Transcribed document page entries

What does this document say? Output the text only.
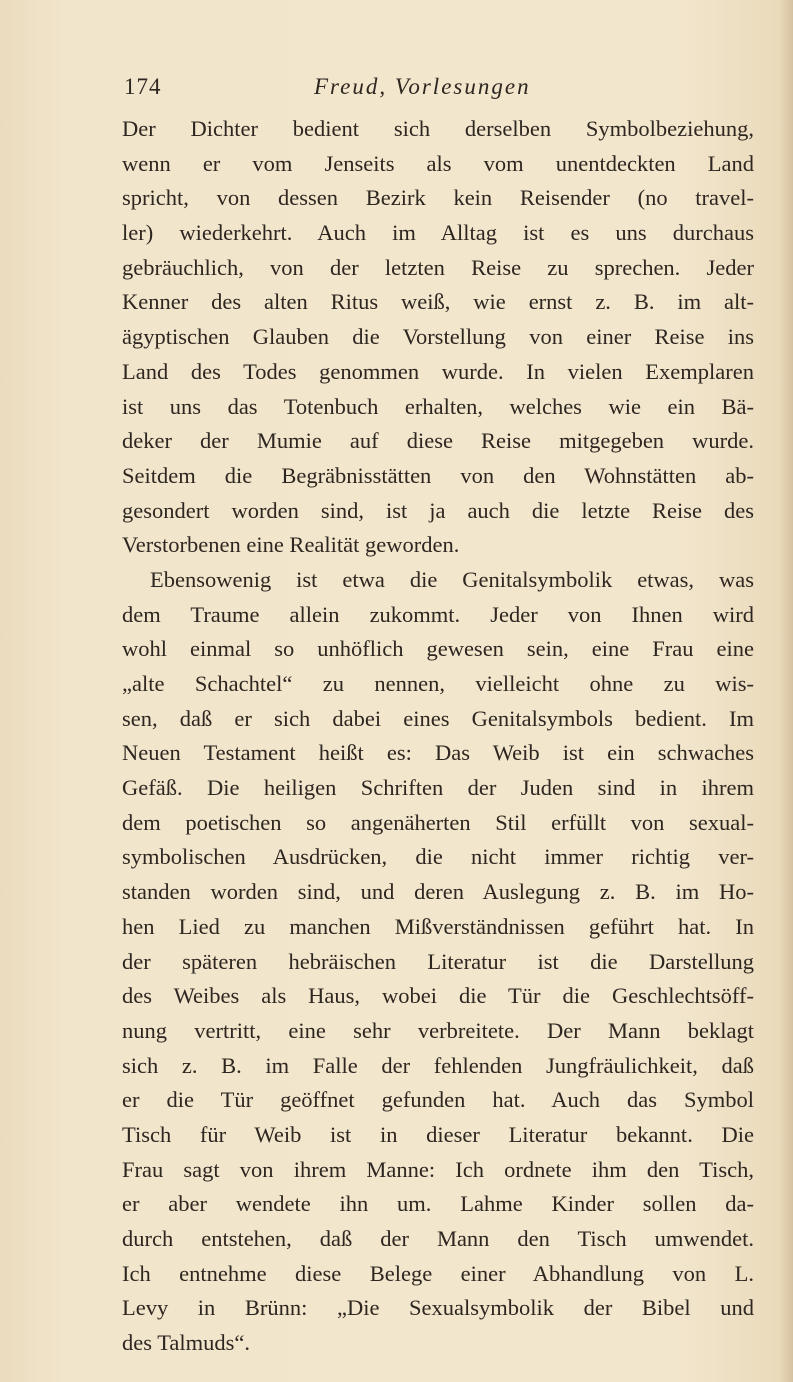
174	Freud, Vorlesungen
Der Dichter bedient sich derselben Symbolbeziehung,
wenn er vom Jenseits als vom unentdeckten Land
spricht, von dessen Bezirk kein Reisender (no travel-
ler) wiederkehrt. Auch im Alltag ist es uns durchaus
gebräuchlich, von der letzten Reise zu sprechen. Jeder
Kenner des alten Ritus weiß, wie ernst z. B. im alt-
ägyptischen Glauben die Vorstellung von einer Reise ins
Land des Todes genommen wurde. In vielen Exemplaren
ist uns das Totenbuch erhalten, welches wie ein Bä-
deker der Mumie auf diese Reise mitgegeben wurde.
Seitdem die Begräbnisstätten von den Wohnstätten ab-
gesondert worden sind, ist ja auch die letzte Reise des
Verstorbenen eine Realität geworden.
Ebensowenig ist etwa die Genitalsymbolik etwas, was
dem Traume allein zukommt. Jeder von Ihnen wird
wohl einmal so unhöflich gewesen sein, eine Frau eine
„alte Schachtel“ zu nennen, vielleicht ohne zu wis-
sen, daß er sich dabei eines Genitalsymbols bedient. Im
Neuen Testament heißt es: Das Weib ist ein schwaches
Gefäß. Die heiligen Schriften der Juden sind in ihrem
dem poetischen so angenäherten Stil erfüllt von sexual-
symbolischen Ausdrücken, die nicht immer richtig ver-
standen worden sind, und deren Auslegung z. B. im Ho-
hen Lied zu manchen Mißverständnissen geführt hat. In
der späteren hebräischen Literatur ist die Darstellung
des Weibes als Haus, wobei die Tür die Geschlechtsöff-
nung vertritt, eine sehr verbreitete. Der Mann beklagt
sich z. B. im Falle der fehlenden Jungfräulichkeit, daß
er die Tür geöffnet gefunden hat. Auch das Symbol
Tisch für Weib ist in dieser Literatur bekannt. Die
Frau sagt von ihrem Manne: Ich ordnete ihm den Tisch,
er aber wendete ihn um. Lahme Kinder sollen da-
durch entstehen, daß der Mann den Tisch umwendet.
Ich entnehme diese Belege einer Abhandlung von L.
Levy in Brünn: „Die Sexualsymbolik der Bibel und
des Talmuds“.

■ Your goal
Reproduce all lines from the records above that include the word "einer".

■ Task response
ägyptischen Glauben die Vorstellung von einer Reise ins
Ich entnehme diese Belege einer Abhandlung von L.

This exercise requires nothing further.